§ **YOUR INSTRUCTIONS**:
Pick out every line of the entries below where "Drag" occurs, and copy those lines.

-- start of SOURCE MATERIAL --

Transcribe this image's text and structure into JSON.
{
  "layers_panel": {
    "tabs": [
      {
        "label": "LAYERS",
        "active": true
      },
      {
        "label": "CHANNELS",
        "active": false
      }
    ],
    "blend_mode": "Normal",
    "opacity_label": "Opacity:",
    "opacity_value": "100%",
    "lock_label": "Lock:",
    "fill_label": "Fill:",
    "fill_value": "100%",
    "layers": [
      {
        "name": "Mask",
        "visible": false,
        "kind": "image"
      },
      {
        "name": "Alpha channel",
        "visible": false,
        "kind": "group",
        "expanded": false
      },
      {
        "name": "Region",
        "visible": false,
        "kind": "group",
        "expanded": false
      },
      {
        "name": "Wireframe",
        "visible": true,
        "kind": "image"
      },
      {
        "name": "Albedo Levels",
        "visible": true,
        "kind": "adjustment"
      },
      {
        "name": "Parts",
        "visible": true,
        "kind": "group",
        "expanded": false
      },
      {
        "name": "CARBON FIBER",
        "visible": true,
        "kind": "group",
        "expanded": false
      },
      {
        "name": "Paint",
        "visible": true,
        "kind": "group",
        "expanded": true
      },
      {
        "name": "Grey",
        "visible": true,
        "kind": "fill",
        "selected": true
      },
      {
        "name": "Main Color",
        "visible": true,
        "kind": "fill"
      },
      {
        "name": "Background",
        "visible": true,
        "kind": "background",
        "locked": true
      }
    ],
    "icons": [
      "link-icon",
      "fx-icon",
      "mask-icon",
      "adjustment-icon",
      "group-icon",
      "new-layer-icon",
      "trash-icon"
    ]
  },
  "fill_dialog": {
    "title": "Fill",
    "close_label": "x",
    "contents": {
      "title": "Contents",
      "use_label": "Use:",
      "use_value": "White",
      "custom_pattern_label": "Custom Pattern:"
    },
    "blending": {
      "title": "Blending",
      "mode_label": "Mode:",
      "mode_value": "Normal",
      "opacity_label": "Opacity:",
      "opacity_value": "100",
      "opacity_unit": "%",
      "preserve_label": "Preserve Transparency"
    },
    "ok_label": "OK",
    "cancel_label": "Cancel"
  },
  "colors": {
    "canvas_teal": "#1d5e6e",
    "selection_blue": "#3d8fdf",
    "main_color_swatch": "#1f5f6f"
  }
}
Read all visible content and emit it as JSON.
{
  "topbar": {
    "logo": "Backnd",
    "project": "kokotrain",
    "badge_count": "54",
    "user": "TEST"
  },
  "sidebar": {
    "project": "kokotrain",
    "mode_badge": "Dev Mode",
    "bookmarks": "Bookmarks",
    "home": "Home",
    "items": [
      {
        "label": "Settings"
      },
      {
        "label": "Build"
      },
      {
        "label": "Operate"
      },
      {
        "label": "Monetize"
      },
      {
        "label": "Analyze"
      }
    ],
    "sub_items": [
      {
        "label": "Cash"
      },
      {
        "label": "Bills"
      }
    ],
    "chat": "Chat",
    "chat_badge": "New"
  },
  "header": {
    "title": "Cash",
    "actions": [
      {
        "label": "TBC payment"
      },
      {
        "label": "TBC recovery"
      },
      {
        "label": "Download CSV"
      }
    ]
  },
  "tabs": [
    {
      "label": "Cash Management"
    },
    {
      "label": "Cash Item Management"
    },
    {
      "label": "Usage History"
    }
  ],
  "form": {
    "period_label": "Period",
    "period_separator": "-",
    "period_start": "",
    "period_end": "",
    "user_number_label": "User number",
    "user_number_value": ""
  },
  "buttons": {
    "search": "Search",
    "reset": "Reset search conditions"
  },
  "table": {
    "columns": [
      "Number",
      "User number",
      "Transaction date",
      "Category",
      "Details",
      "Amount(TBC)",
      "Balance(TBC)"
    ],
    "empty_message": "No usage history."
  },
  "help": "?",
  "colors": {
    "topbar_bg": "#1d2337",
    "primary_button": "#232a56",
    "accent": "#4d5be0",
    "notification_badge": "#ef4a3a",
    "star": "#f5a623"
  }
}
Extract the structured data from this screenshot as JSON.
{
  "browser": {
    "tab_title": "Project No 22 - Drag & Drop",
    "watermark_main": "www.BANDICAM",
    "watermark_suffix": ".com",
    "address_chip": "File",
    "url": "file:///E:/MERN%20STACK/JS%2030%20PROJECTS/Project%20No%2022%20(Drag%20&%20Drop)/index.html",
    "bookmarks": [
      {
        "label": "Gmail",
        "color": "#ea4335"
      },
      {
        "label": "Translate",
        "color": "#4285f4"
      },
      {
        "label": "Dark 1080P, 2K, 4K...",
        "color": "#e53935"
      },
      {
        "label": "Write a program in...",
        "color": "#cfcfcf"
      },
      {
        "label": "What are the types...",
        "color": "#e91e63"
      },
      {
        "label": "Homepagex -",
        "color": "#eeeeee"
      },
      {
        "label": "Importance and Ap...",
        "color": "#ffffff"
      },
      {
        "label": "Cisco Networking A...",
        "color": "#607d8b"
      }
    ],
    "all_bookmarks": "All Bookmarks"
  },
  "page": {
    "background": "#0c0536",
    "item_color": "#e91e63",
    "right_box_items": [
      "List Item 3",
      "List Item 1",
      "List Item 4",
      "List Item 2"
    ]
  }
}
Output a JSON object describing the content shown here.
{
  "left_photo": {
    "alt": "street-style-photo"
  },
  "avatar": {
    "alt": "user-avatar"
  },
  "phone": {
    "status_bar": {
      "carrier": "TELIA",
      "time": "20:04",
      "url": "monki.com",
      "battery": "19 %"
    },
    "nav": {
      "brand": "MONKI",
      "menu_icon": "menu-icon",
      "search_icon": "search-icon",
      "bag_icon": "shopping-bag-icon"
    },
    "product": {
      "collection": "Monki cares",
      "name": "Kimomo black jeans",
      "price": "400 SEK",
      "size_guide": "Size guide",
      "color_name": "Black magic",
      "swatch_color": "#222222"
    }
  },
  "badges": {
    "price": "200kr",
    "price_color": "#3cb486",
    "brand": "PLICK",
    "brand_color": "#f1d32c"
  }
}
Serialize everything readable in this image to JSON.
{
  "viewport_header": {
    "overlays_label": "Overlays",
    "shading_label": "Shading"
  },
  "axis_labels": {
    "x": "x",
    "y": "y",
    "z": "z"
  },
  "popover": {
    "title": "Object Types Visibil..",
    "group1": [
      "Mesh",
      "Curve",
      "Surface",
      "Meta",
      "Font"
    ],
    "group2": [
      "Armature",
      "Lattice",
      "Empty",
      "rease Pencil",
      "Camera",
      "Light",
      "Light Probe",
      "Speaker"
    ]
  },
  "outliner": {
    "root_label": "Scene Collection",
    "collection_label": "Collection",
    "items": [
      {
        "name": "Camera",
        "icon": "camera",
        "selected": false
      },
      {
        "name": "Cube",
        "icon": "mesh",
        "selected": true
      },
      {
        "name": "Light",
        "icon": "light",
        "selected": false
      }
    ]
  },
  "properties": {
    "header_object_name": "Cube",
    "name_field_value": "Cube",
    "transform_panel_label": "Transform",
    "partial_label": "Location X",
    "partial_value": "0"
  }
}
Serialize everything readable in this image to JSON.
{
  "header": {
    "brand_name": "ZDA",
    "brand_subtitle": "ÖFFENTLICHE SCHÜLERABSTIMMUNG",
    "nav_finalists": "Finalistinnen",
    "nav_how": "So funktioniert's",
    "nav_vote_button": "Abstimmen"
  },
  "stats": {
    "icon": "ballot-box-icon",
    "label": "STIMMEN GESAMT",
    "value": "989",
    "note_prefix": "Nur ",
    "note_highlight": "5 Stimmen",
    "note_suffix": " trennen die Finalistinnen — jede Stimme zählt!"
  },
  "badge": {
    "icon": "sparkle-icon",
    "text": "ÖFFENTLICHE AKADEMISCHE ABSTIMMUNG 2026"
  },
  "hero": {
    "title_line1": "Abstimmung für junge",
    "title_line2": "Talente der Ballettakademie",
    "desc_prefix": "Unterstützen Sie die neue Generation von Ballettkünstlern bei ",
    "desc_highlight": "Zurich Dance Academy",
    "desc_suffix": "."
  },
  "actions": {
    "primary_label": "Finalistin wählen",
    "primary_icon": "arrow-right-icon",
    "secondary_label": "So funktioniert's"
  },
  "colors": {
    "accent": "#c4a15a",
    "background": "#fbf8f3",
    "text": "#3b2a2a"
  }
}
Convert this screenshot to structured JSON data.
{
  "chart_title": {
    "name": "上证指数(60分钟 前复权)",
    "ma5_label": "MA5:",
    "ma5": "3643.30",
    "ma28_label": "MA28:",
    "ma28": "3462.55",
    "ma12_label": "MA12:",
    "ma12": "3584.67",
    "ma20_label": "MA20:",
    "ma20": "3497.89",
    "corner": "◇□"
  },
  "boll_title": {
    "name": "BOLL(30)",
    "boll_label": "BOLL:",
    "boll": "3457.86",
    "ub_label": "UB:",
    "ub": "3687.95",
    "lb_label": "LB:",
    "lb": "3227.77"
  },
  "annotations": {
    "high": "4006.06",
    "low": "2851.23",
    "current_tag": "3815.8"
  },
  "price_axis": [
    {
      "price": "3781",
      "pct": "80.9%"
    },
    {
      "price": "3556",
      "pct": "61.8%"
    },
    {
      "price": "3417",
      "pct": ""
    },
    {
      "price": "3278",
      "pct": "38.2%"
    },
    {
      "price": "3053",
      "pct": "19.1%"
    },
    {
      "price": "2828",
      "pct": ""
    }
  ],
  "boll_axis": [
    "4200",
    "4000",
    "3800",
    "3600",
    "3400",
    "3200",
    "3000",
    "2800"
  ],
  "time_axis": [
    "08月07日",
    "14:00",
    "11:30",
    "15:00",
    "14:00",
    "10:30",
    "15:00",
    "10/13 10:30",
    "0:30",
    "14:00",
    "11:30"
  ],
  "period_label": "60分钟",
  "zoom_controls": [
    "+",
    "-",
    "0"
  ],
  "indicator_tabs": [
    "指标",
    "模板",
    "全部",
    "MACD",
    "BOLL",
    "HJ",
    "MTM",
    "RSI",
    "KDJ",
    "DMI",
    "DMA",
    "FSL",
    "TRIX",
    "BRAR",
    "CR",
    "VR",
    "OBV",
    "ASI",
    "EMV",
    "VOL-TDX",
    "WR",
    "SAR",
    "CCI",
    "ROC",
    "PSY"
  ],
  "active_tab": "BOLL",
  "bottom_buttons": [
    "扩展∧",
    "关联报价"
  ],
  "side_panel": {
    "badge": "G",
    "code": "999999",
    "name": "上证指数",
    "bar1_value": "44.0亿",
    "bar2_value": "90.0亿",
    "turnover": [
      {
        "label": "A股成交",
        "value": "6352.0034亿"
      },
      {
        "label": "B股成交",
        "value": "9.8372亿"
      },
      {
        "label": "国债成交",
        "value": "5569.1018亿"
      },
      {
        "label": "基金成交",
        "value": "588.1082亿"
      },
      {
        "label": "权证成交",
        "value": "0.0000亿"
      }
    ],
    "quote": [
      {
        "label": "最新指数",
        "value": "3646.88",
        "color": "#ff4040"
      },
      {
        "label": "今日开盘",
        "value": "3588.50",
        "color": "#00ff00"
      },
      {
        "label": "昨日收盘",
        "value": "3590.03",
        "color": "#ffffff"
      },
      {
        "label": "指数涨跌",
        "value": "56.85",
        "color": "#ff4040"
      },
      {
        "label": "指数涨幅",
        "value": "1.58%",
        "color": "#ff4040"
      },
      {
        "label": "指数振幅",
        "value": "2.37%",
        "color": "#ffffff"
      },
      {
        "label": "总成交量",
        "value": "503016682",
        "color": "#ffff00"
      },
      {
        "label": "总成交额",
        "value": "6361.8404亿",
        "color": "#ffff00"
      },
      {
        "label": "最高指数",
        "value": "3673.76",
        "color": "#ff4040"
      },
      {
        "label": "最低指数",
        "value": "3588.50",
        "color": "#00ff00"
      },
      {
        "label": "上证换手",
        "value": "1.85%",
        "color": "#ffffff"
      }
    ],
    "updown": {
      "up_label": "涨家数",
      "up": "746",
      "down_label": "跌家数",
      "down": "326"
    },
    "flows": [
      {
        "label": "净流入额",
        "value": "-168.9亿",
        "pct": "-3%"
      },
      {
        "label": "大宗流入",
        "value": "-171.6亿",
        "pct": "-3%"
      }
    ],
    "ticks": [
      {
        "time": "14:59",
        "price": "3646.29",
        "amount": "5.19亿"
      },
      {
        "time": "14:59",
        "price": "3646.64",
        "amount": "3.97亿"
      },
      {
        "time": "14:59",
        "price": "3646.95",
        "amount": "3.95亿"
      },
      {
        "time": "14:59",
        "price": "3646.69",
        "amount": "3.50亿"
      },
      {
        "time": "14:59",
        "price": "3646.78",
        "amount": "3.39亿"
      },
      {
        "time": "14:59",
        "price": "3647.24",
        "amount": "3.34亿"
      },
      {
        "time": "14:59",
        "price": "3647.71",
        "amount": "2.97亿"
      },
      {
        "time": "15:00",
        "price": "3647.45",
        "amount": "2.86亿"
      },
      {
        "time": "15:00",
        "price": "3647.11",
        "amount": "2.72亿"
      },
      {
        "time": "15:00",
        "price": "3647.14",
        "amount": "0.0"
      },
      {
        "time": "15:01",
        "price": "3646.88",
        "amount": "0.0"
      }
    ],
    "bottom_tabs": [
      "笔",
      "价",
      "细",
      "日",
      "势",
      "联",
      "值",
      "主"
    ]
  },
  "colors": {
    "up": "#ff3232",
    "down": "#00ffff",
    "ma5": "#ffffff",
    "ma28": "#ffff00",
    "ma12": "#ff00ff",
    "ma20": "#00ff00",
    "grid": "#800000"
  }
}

-- end of SOURCE MATERIAL --

§ **EXERCISE ANSWER**:
    "tab_title": "Project No 22 - Drag & Drop",
    "url": "file:///E:/MERN%20STACK/JS%2030%20PROJECTS/Project%20No%2022%20(Drag%20&%20Drop)/index.html",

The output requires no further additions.